» AIM
Examine the records and identify each line that includes the string "glyph". Copy those lines.

● ● ● ●

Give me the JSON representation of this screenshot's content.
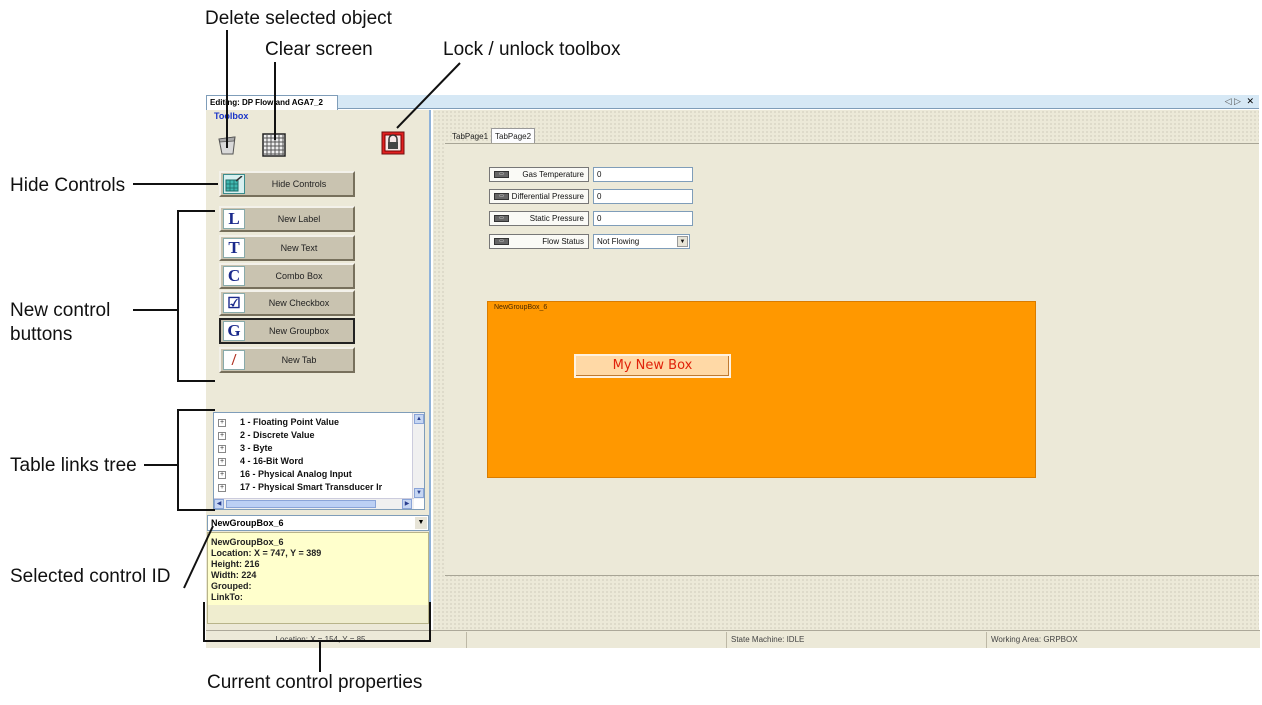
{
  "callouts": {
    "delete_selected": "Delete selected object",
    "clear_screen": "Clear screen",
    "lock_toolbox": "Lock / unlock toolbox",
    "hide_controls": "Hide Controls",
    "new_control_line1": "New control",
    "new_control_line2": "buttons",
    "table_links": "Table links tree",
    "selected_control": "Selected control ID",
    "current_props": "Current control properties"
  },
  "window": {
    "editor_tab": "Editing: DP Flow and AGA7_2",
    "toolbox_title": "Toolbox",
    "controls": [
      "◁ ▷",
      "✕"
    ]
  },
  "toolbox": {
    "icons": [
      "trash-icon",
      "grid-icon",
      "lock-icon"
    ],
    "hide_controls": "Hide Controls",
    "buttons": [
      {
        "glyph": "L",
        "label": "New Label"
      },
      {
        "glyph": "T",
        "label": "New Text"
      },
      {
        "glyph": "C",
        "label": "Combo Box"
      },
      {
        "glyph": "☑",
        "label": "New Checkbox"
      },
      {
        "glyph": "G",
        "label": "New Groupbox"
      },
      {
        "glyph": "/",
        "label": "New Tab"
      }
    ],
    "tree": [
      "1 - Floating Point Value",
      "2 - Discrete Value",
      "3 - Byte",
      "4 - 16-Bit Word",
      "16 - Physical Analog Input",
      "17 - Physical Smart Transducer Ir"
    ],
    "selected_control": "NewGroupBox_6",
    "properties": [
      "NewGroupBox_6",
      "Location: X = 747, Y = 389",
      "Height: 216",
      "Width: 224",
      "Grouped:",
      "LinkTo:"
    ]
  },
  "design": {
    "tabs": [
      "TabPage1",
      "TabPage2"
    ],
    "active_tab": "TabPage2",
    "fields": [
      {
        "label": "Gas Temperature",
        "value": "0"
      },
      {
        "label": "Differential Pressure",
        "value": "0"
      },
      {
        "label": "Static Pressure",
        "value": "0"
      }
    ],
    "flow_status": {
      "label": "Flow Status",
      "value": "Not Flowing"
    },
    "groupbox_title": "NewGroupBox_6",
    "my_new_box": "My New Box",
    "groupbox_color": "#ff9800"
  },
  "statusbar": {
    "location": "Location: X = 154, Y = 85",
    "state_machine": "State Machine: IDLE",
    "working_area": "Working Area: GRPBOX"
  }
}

● ● ● ●

» COMPLETED EXERCISE
        "glyph": "L",
        "glyph": "T",
        "glyph": "C",
        "glyph": "☑",
        "glyph": "G",
        "glyph": "/",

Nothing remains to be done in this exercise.